Data entries:
-------

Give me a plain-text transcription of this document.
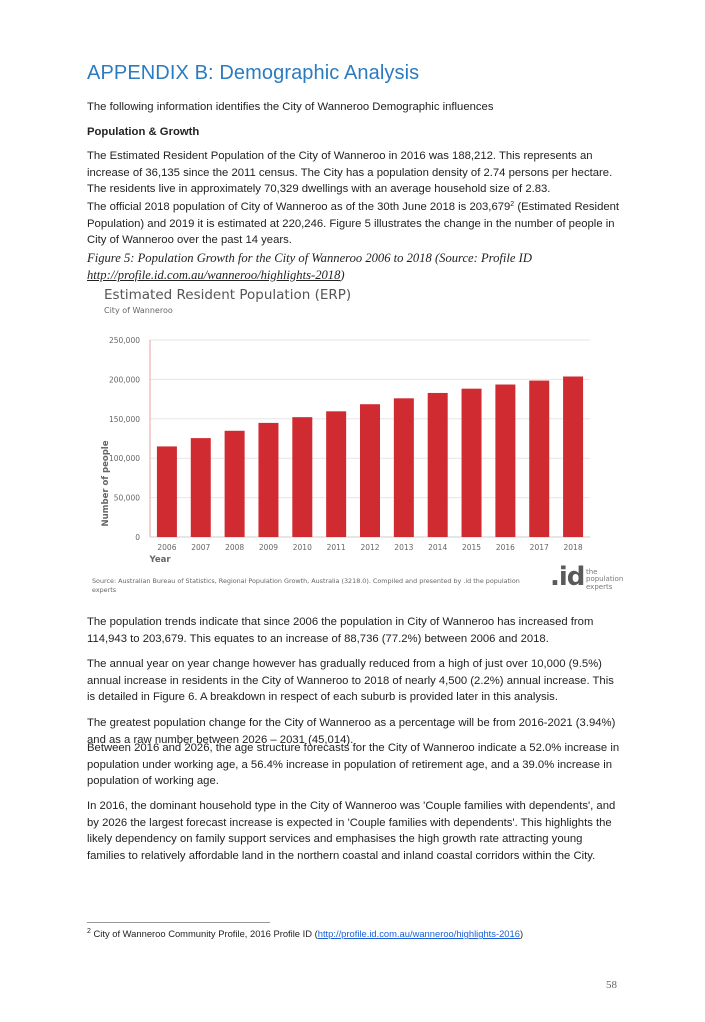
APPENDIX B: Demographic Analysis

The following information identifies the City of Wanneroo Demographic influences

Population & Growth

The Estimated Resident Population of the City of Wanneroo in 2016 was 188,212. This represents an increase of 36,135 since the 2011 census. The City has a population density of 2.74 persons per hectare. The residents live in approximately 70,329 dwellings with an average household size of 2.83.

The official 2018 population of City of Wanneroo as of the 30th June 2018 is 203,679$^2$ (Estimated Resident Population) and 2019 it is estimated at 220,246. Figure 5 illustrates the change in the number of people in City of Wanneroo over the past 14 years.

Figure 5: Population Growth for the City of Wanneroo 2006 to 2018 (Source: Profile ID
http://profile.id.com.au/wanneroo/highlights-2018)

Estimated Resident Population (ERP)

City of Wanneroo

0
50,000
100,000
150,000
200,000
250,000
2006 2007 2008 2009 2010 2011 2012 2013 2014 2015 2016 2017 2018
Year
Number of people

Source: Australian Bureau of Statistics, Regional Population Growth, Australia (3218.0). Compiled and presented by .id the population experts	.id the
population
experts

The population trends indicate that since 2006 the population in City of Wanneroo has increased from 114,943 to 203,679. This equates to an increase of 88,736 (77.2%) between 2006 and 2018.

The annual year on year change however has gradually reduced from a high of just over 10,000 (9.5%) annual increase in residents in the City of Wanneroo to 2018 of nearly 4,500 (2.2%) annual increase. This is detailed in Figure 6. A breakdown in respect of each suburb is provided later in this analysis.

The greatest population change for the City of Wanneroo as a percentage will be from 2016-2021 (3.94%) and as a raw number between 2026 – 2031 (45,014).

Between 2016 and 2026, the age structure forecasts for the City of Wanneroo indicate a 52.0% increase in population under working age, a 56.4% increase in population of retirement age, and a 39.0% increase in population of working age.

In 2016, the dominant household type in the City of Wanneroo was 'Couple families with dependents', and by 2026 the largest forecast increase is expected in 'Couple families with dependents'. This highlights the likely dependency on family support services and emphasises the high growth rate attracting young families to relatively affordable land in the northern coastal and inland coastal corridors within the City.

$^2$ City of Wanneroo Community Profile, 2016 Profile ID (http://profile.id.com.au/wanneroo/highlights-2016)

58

-------

Written problem: Transcribe the full listing above exactly, with the images removed.

Result of this exercise:
Give me a plain-text transcription of this document.
APPENDIX B: Demographic Analysis

The following information identifies the City of Wanneroo Demographic influences

Population & Growth

The Estimated Resident Population of the City of Wanneroo in 2016 was 188,212. This represents an increase of 36,135 since the 2011 census. The City has a population density of 2.74 persons per hectare. The residents live in approximately 70,329 dwellings with an average household size of 2.83.

The official 2018 population of City of Wanneroo as of the 30th June 2018 is 203,679$^2$ (Estimated Resident Population) and 2019 it is estimated at 220,246. Figure 5 illustrates the change in the number of people in City of Wanneroo over the past 14 years.

Figure 5: Population Growth for the City of Wanneroo 2006 to 2018 (Source: Profile ID
http://profile.id.com.au/wanneroo/highlights-2018)

Estimated Resident Population (ERP)

City of Wanneroo

0
50,000
100,000
150,000
200,000
250,000
2006 2007 2008 2009 2010 2011 2012 2013 2014 2015 2016 2017 2018
Year
Number of people

Source: Australian Bureau of Statistics, Regional Population Growth, Australia (3218.0). Compiled and presented by .id the population experts	.id the
population
experts

The population trends indicate that since 2006 the population in City of Wanneroo has increased from 114,943 to 203,679. This equates to an increase of 88,736 (77.2%) between 2006 and 2018.

The annual year on year change however has gradually reduced from a high of just over 10,000 (9.5%) annual increase in residents in the City of Wanneroo to 2018 of nearly 4,500 (2.2%) annual increase. This is detailed in Figure 6. A breakdown in respect of each suburb is provided later in this analysis.

The greatest population change for the City of Wanneroo as a percentage will be from 2016-2021 (3.94%) and as a raw number between 2026 – 2031 (45,014).

Between 2016 and 2026, the age structure forecasts for the City of Wanneroo indicate a 52.0% increase in population under working age, a 56.4% increase in population of retirement age, and a 39.0% increase in population of working age.

In 2016, the dominant household type in the City of Wanneroo was 'Couple families with dependents', and by 2026 the largest forecast increase is expected in 'Couple families with dependents'. This highlights the likely dependency on family support services and emphasises the high growth rate attracting young families to relatively affordable land in the northern coastal and inland coastal corridors within the City.

$^2$ City of Wanneroo Community Profile, 2016 Profile ID (http://profile.id.com.au/wanneroo/highlights-2016)

58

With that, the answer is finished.